§ INSTRUCTIONS TO FOLLOW
Find how many lines of the listing include the string "Extender", and report only that figure.

[Data records]
═══

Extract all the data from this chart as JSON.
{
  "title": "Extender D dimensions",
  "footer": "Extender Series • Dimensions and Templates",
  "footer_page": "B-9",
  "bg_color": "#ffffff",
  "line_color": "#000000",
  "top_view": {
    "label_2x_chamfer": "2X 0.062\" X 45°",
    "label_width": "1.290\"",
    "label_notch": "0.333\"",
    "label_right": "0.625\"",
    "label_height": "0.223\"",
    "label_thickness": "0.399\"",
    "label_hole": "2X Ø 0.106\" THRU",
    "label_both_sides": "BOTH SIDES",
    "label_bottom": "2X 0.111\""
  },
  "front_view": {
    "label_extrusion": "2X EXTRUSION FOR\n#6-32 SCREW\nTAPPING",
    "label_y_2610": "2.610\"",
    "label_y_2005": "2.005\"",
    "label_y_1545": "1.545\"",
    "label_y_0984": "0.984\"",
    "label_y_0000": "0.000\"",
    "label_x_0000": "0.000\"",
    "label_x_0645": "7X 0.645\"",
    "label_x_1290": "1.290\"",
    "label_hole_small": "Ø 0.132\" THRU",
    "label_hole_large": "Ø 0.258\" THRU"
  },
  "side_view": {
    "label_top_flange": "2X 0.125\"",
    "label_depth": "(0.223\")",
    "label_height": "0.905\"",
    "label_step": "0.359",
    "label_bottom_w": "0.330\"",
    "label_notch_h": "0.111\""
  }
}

═══

§ RESPONSE TO THE EXERCISE
2